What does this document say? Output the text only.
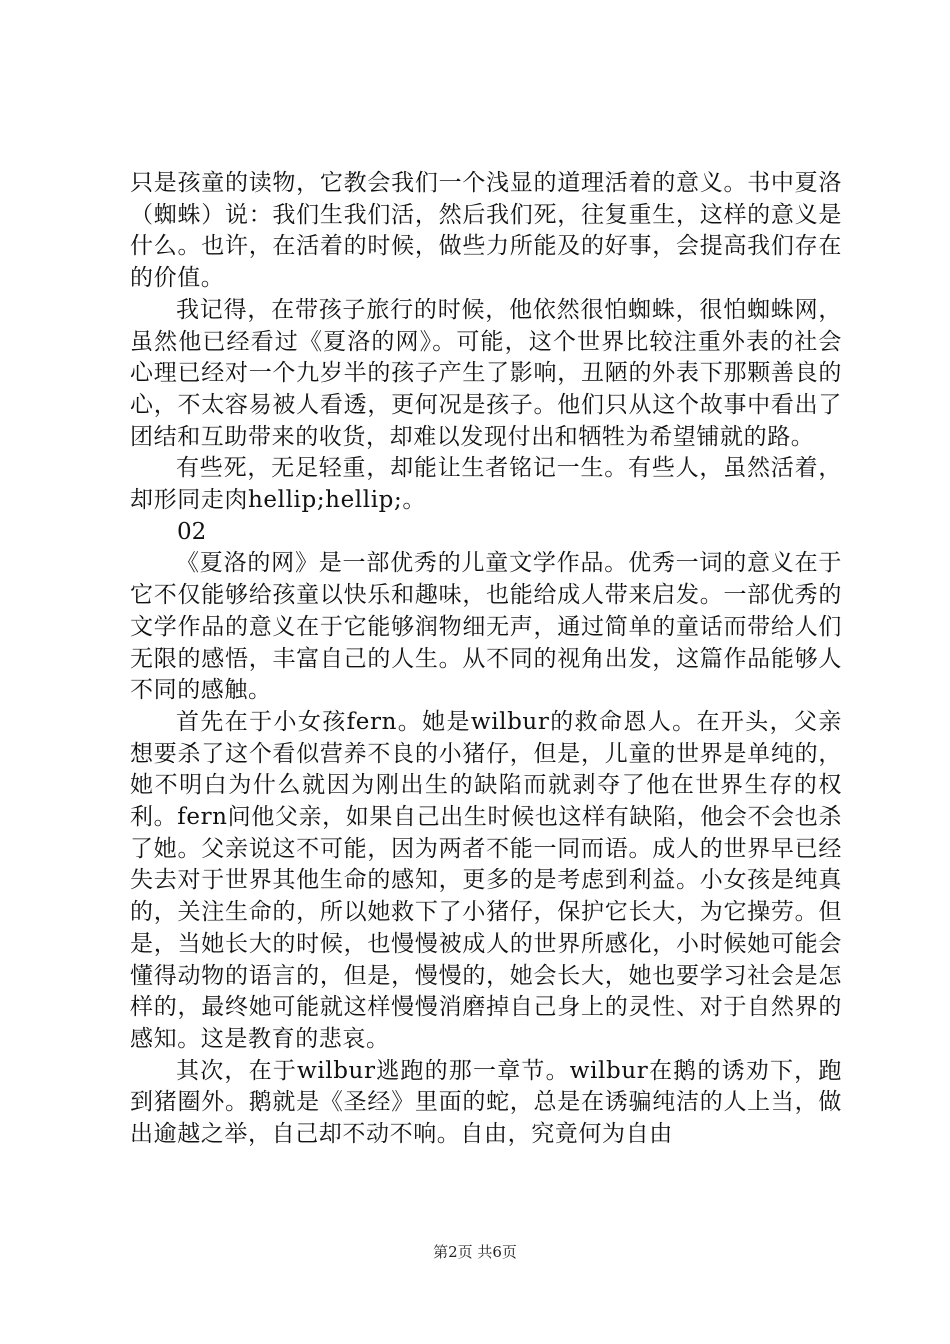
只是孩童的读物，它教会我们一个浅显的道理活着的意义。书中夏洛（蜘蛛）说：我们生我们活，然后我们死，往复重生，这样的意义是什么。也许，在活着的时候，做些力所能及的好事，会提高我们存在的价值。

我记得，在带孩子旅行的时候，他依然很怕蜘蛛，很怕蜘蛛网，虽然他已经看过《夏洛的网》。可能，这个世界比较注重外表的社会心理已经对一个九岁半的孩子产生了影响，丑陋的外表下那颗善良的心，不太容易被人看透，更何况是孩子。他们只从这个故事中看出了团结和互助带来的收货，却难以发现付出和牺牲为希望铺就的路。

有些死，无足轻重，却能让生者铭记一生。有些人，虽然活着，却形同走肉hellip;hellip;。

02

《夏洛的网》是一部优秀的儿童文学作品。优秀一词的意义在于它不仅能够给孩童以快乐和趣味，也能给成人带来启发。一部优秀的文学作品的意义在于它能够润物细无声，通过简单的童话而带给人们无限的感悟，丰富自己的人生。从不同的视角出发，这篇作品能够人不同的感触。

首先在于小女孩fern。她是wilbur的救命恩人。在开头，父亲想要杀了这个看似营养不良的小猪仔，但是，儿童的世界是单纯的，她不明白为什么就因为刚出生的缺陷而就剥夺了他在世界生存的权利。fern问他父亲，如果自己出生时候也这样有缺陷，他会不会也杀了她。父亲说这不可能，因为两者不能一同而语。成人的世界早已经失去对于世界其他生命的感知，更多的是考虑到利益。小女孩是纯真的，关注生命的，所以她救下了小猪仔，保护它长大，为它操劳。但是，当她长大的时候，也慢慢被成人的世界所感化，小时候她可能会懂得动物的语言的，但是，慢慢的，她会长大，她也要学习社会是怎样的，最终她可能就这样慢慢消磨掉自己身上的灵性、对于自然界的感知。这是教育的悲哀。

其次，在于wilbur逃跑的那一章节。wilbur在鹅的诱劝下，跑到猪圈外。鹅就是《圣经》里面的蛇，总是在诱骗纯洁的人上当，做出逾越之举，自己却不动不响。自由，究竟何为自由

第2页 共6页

• • •

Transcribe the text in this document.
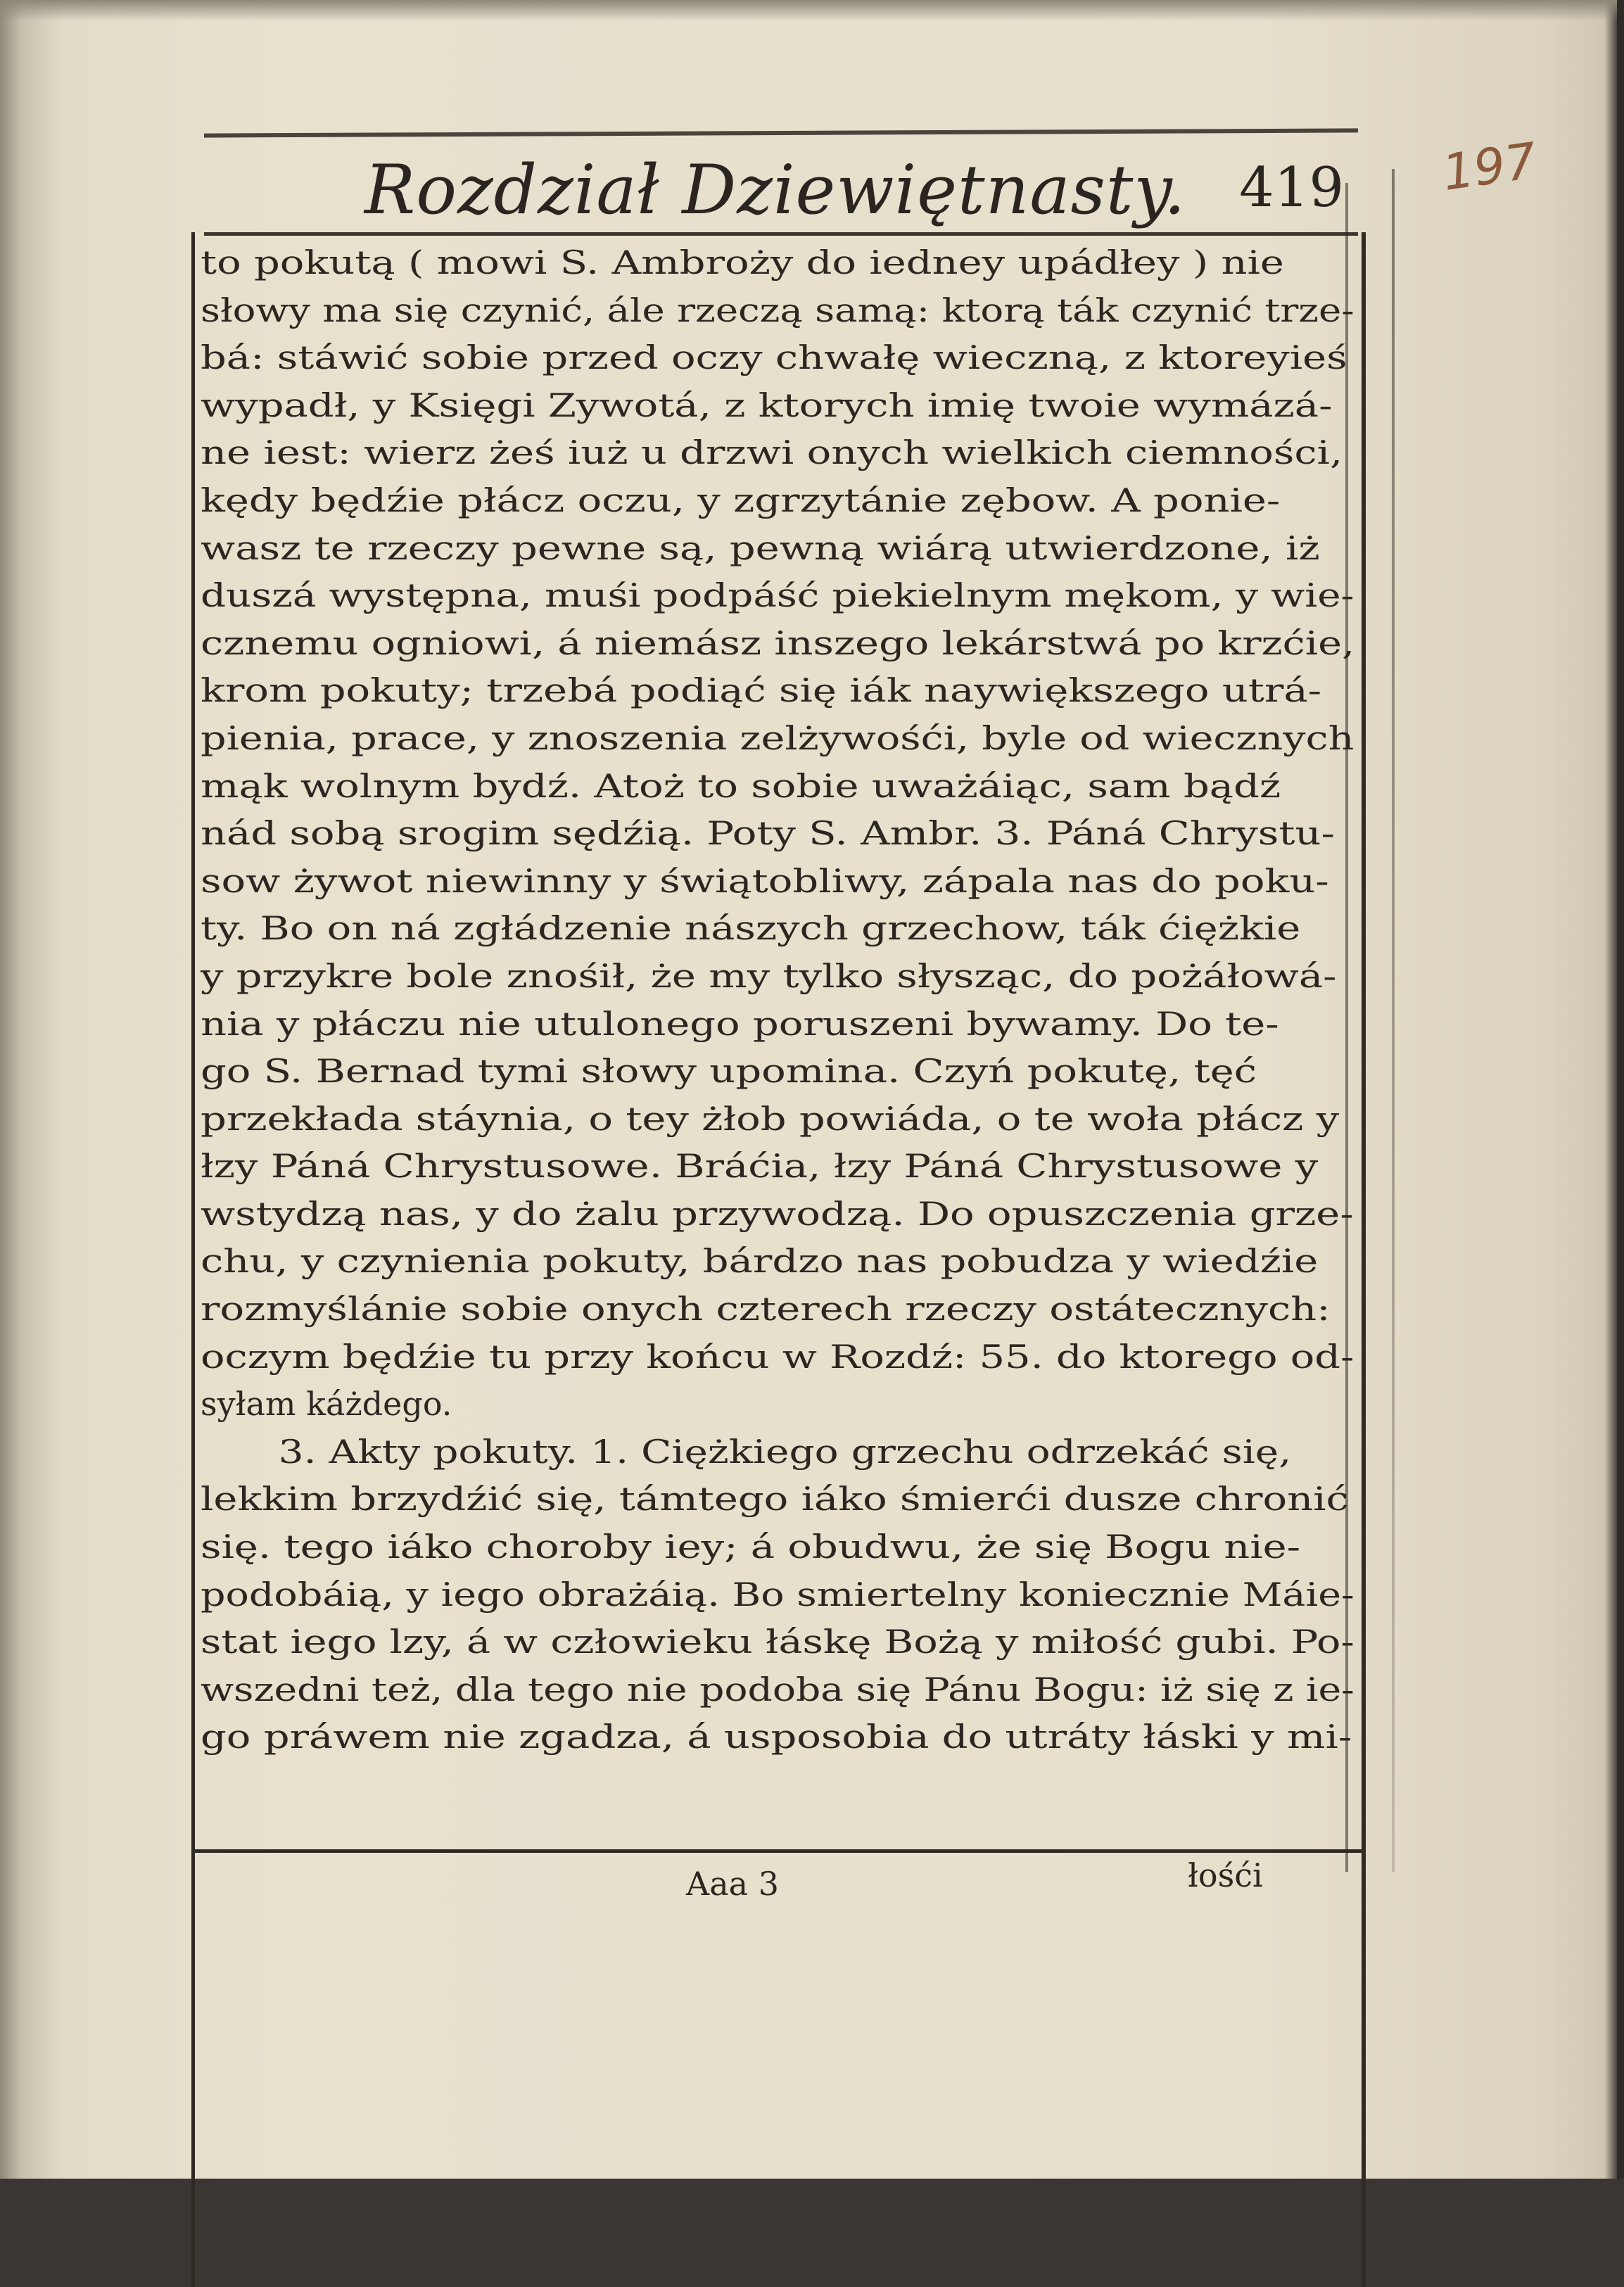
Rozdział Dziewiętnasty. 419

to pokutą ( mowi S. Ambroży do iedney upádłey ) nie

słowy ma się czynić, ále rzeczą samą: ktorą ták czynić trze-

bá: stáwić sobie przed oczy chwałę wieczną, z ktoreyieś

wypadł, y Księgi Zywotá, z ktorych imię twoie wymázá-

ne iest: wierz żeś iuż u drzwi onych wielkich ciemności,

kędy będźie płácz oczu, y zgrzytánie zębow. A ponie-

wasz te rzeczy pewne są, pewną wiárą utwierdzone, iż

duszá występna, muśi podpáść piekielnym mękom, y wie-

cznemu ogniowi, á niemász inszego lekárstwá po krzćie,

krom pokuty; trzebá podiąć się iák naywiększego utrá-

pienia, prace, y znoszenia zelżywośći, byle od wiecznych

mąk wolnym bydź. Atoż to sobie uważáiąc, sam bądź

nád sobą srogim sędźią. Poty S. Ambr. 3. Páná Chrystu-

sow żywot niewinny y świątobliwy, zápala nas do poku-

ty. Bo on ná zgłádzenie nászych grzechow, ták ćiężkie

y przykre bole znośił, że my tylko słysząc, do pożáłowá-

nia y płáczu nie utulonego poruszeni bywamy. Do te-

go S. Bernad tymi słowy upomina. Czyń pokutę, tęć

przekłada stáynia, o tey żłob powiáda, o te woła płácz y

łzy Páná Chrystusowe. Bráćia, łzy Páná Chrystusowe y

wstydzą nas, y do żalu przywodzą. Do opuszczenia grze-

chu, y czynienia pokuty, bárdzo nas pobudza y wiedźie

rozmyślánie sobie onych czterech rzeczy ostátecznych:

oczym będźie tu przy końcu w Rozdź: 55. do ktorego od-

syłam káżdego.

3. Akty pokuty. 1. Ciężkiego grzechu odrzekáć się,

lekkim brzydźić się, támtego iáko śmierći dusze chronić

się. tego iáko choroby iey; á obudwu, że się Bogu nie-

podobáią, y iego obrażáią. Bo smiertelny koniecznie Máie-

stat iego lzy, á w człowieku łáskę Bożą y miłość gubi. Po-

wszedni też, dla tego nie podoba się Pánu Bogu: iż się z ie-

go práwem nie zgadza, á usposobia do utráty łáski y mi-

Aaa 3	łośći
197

• • •

**THE EXERCISE:** From the listing, copy each line containing the word "sobie".

**ANSWER FOR THE TASK:**
bá: stáwić sobie przed oczy chwałę wieczną, z ktoreyieś
mąk wolnym bydź. Atoż to sobie uważáiąc, sam bądź
rozmyślánie sobie onych czterech rzeczy ostátecznych:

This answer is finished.